Copy out, from the entries below, each line holding the string "married".

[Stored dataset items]
<<<<
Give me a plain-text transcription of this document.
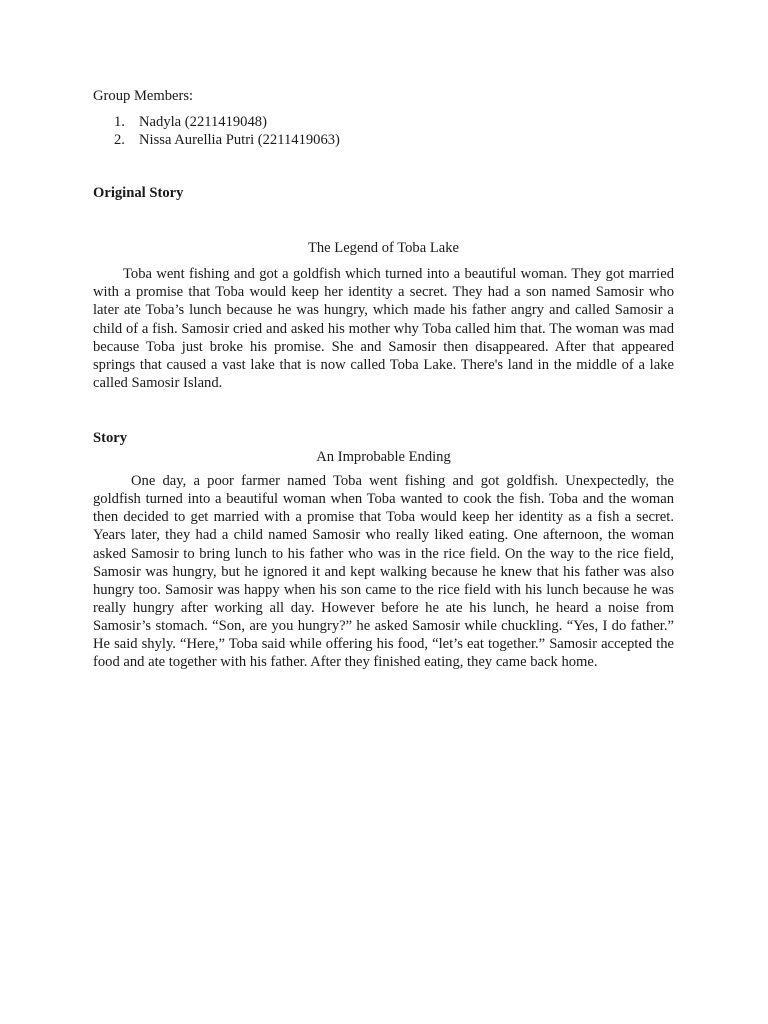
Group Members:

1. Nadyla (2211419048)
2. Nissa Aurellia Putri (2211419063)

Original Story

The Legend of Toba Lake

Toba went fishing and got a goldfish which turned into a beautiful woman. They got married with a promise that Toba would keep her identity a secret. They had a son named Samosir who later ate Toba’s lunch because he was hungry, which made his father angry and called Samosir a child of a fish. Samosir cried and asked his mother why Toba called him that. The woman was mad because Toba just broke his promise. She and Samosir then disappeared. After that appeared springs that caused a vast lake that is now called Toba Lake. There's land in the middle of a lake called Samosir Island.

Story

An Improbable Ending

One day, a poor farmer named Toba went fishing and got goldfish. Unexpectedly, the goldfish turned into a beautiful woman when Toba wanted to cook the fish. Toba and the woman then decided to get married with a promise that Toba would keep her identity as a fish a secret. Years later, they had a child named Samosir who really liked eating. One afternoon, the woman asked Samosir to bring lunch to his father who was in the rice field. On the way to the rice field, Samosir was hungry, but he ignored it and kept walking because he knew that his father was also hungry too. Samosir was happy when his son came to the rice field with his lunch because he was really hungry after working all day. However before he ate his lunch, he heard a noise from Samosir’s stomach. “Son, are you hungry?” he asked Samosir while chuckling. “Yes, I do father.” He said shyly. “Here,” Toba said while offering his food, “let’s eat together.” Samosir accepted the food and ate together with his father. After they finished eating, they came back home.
>>>>
Full output:
Toba went fishing and got a goldfish which turned into a beautiful woman. They got married with a promise that Toba would keep her identity a secret. They had a son named Samosir who later ate Toba’s lunch because he was hungry, which made his father angry and called Samosir a child of a fish. Samosir cried and asked his mother why Toba called him that. The woman was mad because Toba just broke his promise. She and Samosir then disappeared. After that appeared springs that caused a vast lake that is now called Toba Lake. There's land in the middle of a lake called Samosir Island.
One day, a poor farmer named Toba went fishing and got goldfish. Unexpectedly, the goldfish turned into a beautiful woman when Toba wanted to cook the fish. Toba and the woman then decided to get married with a promise that Toba would keep her identity as a fish a secret. Years later, they had a child named Samosir who really liked eating. One afternoon, the woman asked Samosir to bring lunch to his father who was in the rice field. On the way to the rice field, Samosir was hungry, but he ignored it and kept walking because he knew that his father was also hungry too. Samosir was happy when his son came to the rice field with his lunch because he was really hungry after working all day. However before he ate his lunch, he heard a noise from Samosir’s stomach. “Son, are you hungry?” he asked Samosir while chuckling. “Yes, I do father.” He said shyly. “Here,” Toba said while offering his food, “let’s eat together.” Samosir accepted the food and ate together with his father. After they finished eating, they came back home.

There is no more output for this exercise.